WHAT IS NEEDED> Below are some entries. Copy each line that holds the string "FTIR".

(Stored data entries)
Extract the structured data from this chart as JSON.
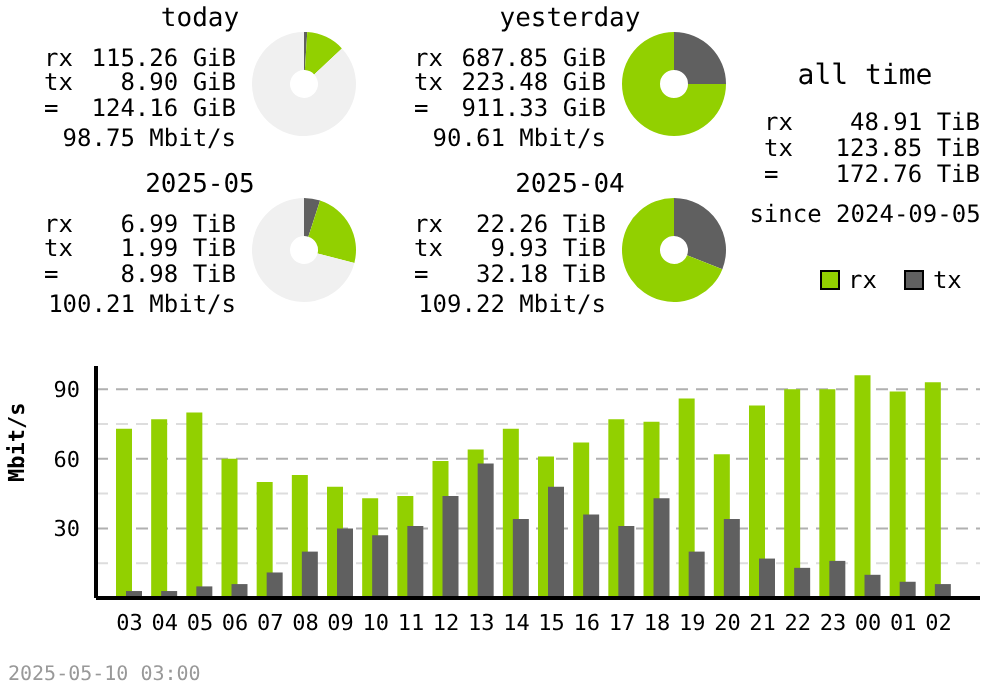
{
  "chart_data": [
    {
      "type": "donut",
      "title": "today",
      "categories": [
        null,
        null,
        null
      ],
      "values": [
        1,
        12,
        87
      ],
      "colors": [
        "#606060",
        "#92d000",
        "#f0f0f0"
      ],
      "annotations": [
        "rx 115.26 GiB",
        "tx 8.90 GiB",
        "= 124.16 GiB",
        "98.75 Mbit/s"
      ]
    },
    {
      "type": "donut",
      "title": "yesterday",
      "categories": [
        null,
        null
      ],
      "values": [
        25,
        75
      ],
      "colors": [
        "#606060",
        "#92d000"
      ],
      "annotations": [
        "rx 687.85 GiB",
        "tx 223.48 GiB",
        "= 911.33 GiB",
        "90.61 Mbit/s"
      ]
    },
    {
      "type": "donut",
      "title": "2025-05",
      "categories": [
        null,
        null,
        null
      ],
      "values": [
        5,
        24,
        71
      ],
      "colors": [
        "#606060",
        "#92d000",
        "#f0f0f0"
      ],
      "annotations": [
        "rx 6.99 TiB",
        "tx 1.99 TiB",
        "= 8.98 TiB",
        "100.21 Mbit/s"
      ]
    },
    {
      "type": "donut",
      "title": "2025-04",
      "categories": [
        null,
        null
      ],
      "values": [
        31,
        69
      ],
      "colors": [
        "#606060",
        "#92d000"
      ],
      "annotations": [
        "rx 22.26 TiB",
        "tx 9.93 TiB",
        "= 32.18 TiB",
        "109.22 Mbit/s"
      ]
    },
    {
      "type": "other",
      "title": "all time",
      "annotations": [
        "rx 48.91 TiB",
        "tx 123.85 TiB",
        "= 172.76 TiB",
        "since 2024-09-05"
      ]
    },
    {
      "type": "bar",
      "ylabel": "Mbit/s",
      "categories": [
        "03",
        "04",
        "05",
        "06",
        "07",
        "08",
        "09",
        "10",
        "11",
        "12",
        "13",
        "14",
        "15",
        "16",
        "17",
        "18",
        "19",
        "20",
        "21",
        "22",
        "23",
        "00",
        "01",
        "02"
      ],
      "series": [
        {
          "name": "rx",
          "color": "#92d000",
          "values": [
            73,
            77,
            80,
            60,
            50,
            53,
            48,
            43,
            44,
            59,
            64,
            73,
            61,
            67,
            77,
            76,
            86,
            62,
            83,
            90,
            90,
            96,
            89,
            93
          ]
        },
        {
          "name": "tx",
          "color": "#606060",
          "values": [
            3,
            3,
            5,
            6,
            11,
            20,
            30,
            27,
            31,
            44,
            58,
            34,
            48,
            36,
            31,
            43,
            20,
            34,
            17,
            13,
            16,
            10,
            7,
            6
          ]
        }
      ],
      "ylim": [
        0,
        100
      ],
      "yticks": [
        {
          "value": 15,
          "label": null
        },
        30,
        {
          "value": 45,
          "label": null
        },
        60,
        {
          "value": 75,
          "label": null
        },
        90
      ],
      "grid": "y",
      "legend": "top right",
      "annotations": [
        "2025-05-10 03:00"
      ]
    }
  ]
}
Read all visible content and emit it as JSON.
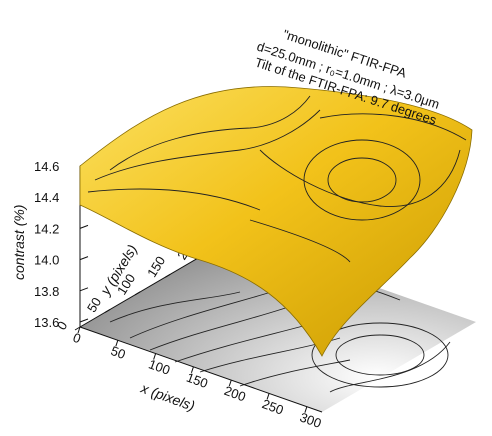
{
  "chart_data": {
    "type": "surface",
    "annotations": [
      "\"monolithic\" FTIR-FPA",
      "d=25.0mm ; r₀=1.0mm ; λ=3.0μm",
      "Tilt of the FTIR-FPA:   9.7 degrees"
    ],
    "xlabel": "x (pixels)",
    "ylabel": "y (pixels)",
    "zlabel": "contrast (%)",
    "x_ticks": [
      "0",
      "50",
      "100",
      "150",
      "200",
      "250",
      "300"
    ],
    "y_ticks": [
      "0",
      "50",
      "100",
      "150",
      "200"
    ],
    "z_ticks": [
      "13.6",
      "13.8",
      "14.0",
      "14.2",
      "14.4",
      "14.6"
    ],
    "xlim": [
      0,
      320
    ],
    "ylim": [
      0,
      256
    ],
    "zlim": [
      13.5,
      14.6
    ],
    "surface_points": [
      {
        "x": 0,
        "y": 256,
        "z": 14.6
      },
      {
        "x": 0,
        "y": 0,
        "z": 14.5
      },
      {
        "x": 320,
        "y": 256,
        "z": 14.35
      },
      {
        "x": 230,
        "y": 120,
        "z": 14.45
      },
      {
        "x": 320,
        "y": 0,
        "z": 13.5
      }
    ],
    "surface_color": "#f2c21a",
    "contour_color": "#333333",
    "projection_color": "#e6e6e6"
  }
}
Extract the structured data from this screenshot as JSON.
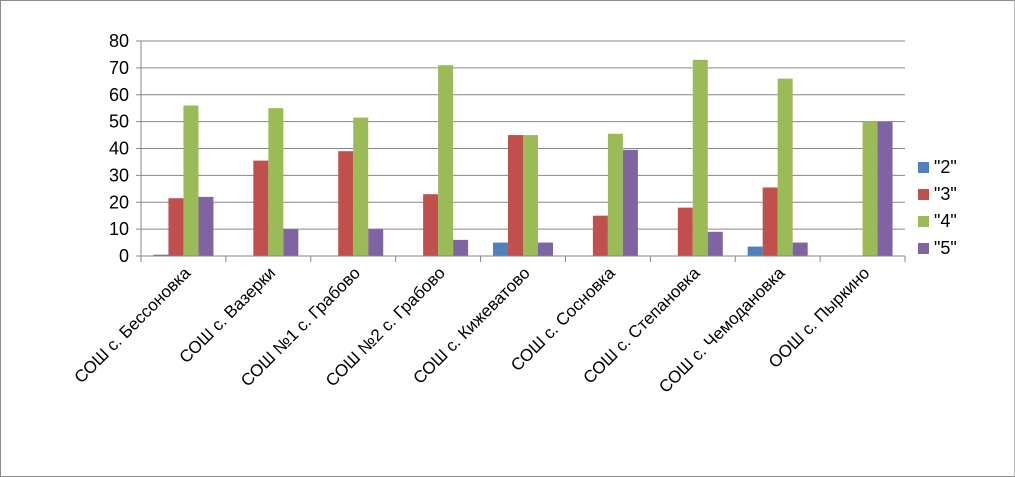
{
  "chart_data": {
    "type": "bar",
    "title": "",
    "xlabel": "",
    "ylabel": "",
    "ylim": [
      0,
      80
    ],
    "yticks": [
      0,
      10,
      20,
      30,
      40,
      50,
      60,
      70,
      80
    ],
    "grid": true,
    "legend_position": "right",
    "categories": [
      "СОШ с. Бессоновка",
      "СОШ с. Вазерки",
      "СОШ №1 с. Грабово",
      "СОШ №2 с. Грабово",
      "СОШ с. Кижеватово",
      "СОШ с. Сосновка",
      "СОШ с. Степановка",
      "СОШ с. Чемодановка",
      "ООШ с. Пыркино"
    ],
    "series": [
      {
        "name": "\"2\"",
        "color": "#4F81BD",
        "values": [
          0.5,
          0,
          0,
          0,
          5,
          0,
          0,
          3.5,
          0
        ]
      },
      {
        "name": "\"3\"",
        "color": "#C0504D",
        "values": [
          21.5,
          35.5,
          39,
          23,
          45,
          15,
          18,
          25.5,
          0
        ]
      },
      {
        "name": "\"4\"",
        "color": "#9BBB59",
        "values": [
          56,
          55,
          51.5,
          71,
          45,
          45.5,
          73,
          66,
          50
        ]
      },
      {
        "name": "\"5\"",
        "color": "#8064A2",
        "values": [
          22,
          10,
          10,
          6,
          5,
          39.5,
          9,
          5,
          50
        ]
      }
    ]
  }
}
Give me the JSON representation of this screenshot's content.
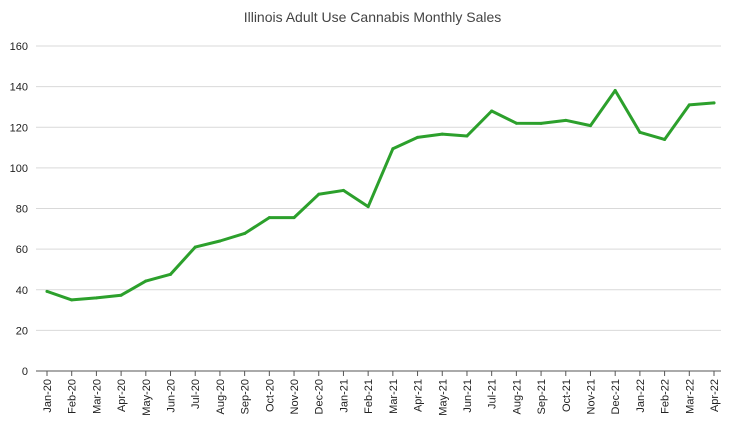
{
  "chart_data": {
    "type": "line",
    "title": "Illinois Adult Use Cannabis Monthly Sales",
    "xlabel": "",
    "ylabel": "",
    "ylim": [
      0,
      160
    ],
    "yticks": [
      0,
      20,
      40,
      60,
      80,
      100,
      120,
      140,
      160
    ],
    "ytick_labels": [
      "0",
      "20",
      "40",
      "60",
      "80",
      "100",
      "120",
      "140",
      "160"
    ],
    "grid": true,
    "legend": "none",
    "categories": [
      "Jan-20",
      "Feb-20",
      "Mar-20",
      "Apr-20",
      "May-20",
      "Jun-20",
      "Jul-20",
      "Aug-20",
      "Sep-20",
      "Oct-20",
      "Nov-20",
      "Dec-20",
      "Jan-21",
      "Feb-21",
      "Mar-21",
      "Apr-21",
      "May-21",
      "Jun-21",
      "Jul-21",
      "Aug-21",
      "Sep-21",
      "Oct-21",
      "Nov-21",
      "Dec-21",
      "Jan-22",
      "Feb-22",
      "Mar-22",
      "Apr-22"
    ],
    "series": [
      {
        "name": "Monthly Sales",
        "color": "#2ca02c",
        "values": [
          39.2,
          35.0,
          36.0,
          37.3,
          44.3,
          47.6,
          61.0,
          64.0,
          67.7,
          75.5,
          75.5,
          87.0,
          88.9,
          80.9,
          109.4,
          115.0,
          116.6,
          115.7,
          128.0,
          122.0,
          121.9,
          123.4,
          120.8,
          138.1,
          117.5,
          114.0,
          131.0,
          132.0
        ]
      }
    ]
  }
}
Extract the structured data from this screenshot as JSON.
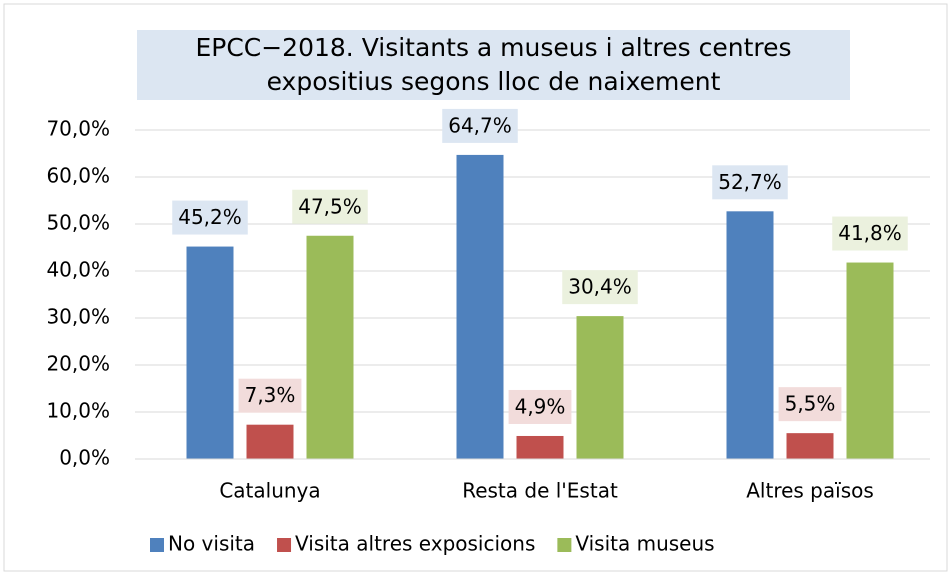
{
  "chart_data": {
    "type": "bar",
    "title": "EPCC−2018. Visitants a museus i altres centres expositius segons lloc de naixement",
    "categories": [
      "Catalunya",
      "Resta de l'Estat",
      "Altres països"
    ],
    "series": [
      {
        "name": "No visita",
        "color": "#4f81bd",
        "label_bg": "#dce6f2",
        "values": [
          45.2,
          64.7,
          52.7
        ],
        "value_labels": [
          "45,2%",
          "64,7%",
          "52,7%"
        ]
      },
      {
        "name": "Visita altres exposicions",
        "color": "#c0504d",
        "label_bg": "#f2dcdb",
        "values": [
          7.3,
          4.9,
          5.5
        ],
        "value_labels": [
          "7,3%",
          "4,9%",
          "5,5%"
        ]
      },
      {
        "name": "Visita museus",
        "color": "#9bbb59",
        "label_bg": "#ebf1de",
        "values": [
          47.5,
          30.4,
          41.8
        ],
        "value_labels": [
          "47,5%",
          "30,4%",
          "41,8%"
        ]
      }
    ],
    "ylim": [
      0,
      70
    ],
    "yticks": [
      {
        "value": 0,
        "label": "0,0%"
      },
      {
        "value": 10,
        "label": "10,0%"
      },
      {
        "value": 20,
        "label": "20,0%"
      },
      {
        "value": 30,
        "label": "30,0%"
      },
      {
        "value": 40,
        "label": "40,0%"
      },
      {
        "value": 50,
        "label": "50,0%"
      },
      {
        "value": 60,
        "label": "60,0%"
      },
      {
        "value": 70,
        "label": "70,0%"
      }
    ],
    "grid": true,
    "legend": "bottom"
  }
}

RESULT BELOW>
      "\"monolithic\" FTIR-FPA",
      "Tilt of the FTIR-FPA:   9.7 degrees"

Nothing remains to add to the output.